▶ What is needed
Below are some records. Copy every line in them that holds "слова".

┌─ Dataset content

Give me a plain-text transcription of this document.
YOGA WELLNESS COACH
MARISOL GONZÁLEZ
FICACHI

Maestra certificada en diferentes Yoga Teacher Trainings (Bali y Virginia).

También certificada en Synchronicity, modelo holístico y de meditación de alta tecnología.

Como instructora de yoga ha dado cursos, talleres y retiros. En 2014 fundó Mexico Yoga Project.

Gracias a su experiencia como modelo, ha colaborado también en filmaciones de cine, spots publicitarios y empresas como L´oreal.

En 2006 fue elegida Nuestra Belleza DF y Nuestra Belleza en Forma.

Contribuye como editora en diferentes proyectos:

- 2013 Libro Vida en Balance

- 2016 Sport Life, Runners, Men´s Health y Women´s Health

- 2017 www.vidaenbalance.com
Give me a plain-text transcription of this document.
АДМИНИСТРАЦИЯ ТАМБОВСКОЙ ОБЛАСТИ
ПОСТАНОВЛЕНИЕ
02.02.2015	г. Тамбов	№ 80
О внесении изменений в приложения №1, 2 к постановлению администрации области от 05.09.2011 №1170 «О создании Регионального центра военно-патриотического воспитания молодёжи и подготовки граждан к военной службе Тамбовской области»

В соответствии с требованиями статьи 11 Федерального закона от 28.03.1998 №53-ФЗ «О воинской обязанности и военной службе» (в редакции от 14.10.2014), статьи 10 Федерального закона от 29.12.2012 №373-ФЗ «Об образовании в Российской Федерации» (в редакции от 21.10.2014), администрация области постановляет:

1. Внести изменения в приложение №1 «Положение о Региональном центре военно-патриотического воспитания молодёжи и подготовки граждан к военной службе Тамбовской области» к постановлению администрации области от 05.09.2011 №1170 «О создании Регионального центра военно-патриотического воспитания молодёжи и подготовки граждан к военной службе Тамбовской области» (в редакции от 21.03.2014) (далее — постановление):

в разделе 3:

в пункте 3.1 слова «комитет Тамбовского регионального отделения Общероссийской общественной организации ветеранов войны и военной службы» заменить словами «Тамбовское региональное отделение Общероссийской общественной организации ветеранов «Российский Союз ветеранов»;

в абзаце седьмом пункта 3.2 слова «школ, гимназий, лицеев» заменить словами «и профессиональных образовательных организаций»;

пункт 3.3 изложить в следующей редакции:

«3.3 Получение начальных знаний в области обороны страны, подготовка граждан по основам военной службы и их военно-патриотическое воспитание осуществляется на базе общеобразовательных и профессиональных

└─

▶ Answer in full
в пункте 3.1 слова «комитет Тамбовского регионального отделения Общероссийской общественной организации ветеранов войны и военной службы» заменить словами «Тамбовское региональное отделение Общероссийской общественной организации ветеранов «Российский Союз ветеранов»;
в абзаце седьмом пункта 3.2 слова «школ, гимназий, лицеев» заменить словами «и профессиональных образовательных организаций»;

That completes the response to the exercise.